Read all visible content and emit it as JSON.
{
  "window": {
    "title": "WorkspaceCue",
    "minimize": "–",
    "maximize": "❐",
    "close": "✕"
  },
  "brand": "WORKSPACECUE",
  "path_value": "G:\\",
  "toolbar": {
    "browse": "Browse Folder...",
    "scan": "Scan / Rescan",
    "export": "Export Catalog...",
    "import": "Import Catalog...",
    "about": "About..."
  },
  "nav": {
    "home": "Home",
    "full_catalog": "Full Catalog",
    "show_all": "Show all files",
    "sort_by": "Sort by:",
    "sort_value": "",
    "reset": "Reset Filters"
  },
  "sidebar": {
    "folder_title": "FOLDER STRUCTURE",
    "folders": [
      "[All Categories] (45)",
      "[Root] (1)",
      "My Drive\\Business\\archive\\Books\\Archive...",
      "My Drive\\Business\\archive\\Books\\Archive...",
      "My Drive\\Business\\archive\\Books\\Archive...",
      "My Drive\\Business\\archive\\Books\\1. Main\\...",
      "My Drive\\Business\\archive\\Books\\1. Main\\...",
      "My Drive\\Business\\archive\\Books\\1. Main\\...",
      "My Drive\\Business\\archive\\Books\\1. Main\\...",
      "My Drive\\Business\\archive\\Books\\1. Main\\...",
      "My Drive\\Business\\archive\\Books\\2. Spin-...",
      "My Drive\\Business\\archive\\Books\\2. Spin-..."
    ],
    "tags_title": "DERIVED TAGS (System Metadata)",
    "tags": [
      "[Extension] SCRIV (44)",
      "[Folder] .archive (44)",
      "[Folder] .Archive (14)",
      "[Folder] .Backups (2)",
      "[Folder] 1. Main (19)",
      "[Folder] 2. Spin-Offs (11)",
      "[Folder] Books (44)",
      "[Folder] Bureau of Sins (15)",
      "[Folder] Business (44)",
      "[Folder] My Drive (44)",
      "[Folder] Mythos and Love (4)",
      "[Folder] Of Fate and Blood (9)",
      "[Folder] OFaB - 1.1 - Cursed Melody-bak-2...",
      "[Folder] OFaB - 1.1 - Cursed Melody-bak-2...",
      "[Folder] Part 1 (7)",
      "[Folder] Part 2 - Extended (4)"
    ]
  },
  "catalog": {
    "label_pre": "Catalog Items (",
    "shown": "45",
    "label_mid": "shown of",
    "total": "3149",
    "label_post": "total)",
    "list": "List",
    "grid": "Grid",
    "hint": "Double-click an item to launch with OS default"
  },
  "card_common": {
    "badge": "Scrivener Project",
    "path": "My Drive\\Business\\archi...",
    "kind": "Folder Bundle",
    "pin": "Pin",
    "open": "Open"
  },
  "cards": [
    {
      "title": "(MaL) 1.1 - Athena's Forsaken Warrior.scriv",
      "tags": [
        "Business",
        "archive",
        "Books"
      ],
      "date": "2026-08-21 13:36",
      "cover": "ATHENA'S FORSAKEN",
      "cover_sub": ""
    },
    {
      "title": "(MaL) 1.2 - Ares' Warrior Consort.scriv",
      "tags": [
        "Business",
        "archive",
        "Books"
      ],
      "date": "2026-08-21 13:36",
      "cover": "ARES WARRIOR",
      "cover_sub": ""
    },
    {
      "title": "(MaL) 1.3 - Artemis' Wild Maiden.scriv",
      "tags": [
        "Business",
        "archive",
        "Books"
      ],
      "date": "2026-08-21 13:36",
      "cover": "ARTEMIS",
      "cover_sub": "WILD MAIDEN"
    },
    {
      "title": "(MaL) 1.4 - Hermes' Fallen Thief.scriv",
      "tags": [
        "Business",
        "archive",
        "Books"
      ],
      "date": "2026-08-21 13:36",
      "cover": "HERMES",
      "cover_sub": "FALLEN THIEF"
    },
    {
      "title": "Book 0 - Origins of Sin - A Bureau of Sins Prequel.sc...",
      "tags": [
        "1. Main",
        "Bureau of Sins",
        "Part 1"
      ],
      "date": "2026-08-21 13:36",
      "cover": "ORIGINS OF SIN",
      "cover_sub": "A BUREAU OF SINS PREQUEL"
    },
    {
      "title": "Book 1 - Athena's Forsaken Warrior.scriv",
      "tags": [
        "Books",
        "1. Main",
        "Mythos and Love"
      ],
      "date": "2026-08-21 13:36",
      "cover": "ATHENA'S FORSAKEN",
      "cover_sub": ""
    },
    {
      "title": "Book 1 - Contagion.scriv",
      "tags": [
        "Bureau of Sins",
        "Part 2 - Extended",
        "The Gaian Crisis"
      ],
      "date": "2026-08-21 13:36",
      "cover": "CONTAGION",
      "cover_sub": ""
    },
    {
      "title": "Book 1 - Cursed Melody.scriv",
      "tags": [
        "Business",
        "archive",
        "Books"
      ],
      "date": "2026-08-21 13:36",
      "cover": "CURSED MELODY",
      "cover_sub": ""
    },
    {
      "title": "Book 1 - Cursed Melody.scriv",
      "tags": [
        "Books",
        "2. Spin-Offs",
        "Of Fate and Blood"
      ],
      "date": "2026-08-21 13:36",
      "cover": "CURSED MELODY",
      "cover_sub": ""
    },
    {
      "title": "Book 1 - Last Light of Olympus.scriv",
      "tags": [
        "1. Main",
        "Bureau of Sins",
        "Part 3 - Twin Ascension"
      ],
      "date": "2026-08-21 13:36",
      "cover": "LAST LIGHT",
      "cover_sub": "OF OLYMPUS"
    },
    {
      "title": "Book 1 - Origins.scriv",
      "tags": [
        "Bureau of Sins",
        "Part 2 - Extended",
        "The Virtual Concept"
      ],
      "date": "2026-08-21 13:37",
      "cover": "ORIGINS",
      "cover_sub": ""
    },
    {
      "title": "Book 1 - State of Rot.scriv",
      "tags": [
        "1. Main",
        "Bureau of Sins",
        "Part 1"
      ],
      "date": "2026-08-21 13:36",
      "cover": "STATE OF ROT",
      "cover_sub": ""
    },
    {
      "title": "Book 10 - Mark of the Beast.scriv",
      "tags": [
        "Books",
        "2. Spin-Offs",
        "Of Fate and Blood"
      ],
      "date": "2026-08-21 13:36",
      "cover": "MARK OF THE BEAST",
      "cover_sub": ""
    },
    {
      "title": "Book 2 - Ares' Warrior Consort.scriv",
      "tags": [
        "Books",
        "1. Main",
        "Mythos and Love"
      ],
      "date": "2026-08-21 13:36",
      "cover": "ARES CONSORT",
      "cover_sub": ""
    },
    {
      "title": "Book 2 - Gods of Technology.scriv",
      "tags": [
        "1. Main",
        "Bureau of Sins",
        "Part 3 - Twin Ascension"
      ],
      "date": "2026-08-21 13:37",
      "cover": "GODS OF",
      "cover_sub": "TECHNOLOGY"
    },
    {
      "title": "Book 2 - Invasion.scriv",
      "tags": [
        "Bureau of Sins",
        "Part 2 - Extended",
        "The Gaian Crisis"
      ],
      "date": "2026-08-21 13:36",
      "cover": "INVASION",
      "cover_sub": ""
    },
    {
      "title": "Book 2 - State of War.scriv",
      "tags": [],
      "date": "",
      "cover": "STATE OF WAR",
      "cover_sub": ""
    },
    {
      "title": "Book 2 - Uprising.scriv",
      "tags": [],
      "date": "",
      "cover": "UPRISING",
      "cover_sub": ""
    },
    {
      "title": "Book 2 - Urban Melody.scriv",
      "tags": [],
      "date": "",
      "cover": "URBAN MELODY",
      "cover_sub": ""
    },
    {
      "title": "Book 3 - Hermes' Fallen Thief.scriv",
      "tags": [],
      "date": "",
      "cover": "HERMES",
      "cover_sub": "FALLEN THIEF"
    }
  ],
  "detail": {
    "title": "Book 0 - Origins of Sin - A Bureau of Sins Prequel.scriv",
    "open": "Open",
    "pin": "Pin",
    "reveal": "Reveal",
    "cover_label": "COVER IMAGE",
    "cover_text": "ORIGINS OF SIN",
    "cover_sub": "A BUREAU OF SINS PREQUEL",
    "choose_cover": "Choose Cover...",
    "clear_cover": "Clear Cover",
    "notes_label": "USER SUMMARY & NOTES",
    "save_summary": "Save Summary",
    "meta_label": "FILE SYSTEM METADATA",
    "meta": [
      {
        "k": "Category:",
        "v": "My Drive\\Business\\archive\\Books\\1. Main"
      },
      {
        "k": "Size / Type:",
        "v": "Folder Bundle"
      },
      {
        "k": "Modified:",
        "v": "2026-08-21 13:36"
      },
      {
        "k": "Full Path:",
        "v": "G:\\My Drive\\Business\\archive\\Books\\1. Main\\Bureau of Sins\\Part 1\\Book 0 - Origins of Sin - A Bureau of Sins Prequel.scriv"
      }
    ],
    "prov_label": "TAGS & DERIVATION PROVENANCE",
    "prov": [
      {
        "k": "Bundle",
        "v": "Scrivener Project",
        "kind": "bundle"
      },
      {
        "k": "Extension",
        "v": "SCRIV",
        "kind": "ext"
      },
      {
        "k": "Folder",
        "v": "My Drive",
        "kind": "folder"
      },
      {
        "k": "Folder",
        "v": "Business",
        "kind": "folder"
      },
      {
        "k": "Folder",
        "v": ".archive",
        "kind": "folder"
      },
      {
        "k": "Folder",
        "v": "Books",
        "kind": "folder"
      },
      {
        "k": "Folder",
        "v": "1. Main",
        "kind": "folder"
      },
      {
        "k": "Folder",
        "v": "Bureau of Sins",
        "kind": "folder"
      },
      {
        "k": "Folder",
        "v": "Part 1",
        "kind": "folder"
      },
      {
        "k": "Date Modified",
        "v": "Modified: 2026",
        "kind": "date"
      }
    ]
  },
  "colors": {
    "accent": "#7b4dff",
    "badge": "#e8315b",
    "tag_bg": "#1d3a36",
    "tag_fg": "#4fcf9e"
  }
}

-=-=-=-=-

> [What to produce] Pull every line containing "Project" from the material above.

> [Exercise answer]
    "badge": "Scrivener Project",
        "v": "Scrivener Project",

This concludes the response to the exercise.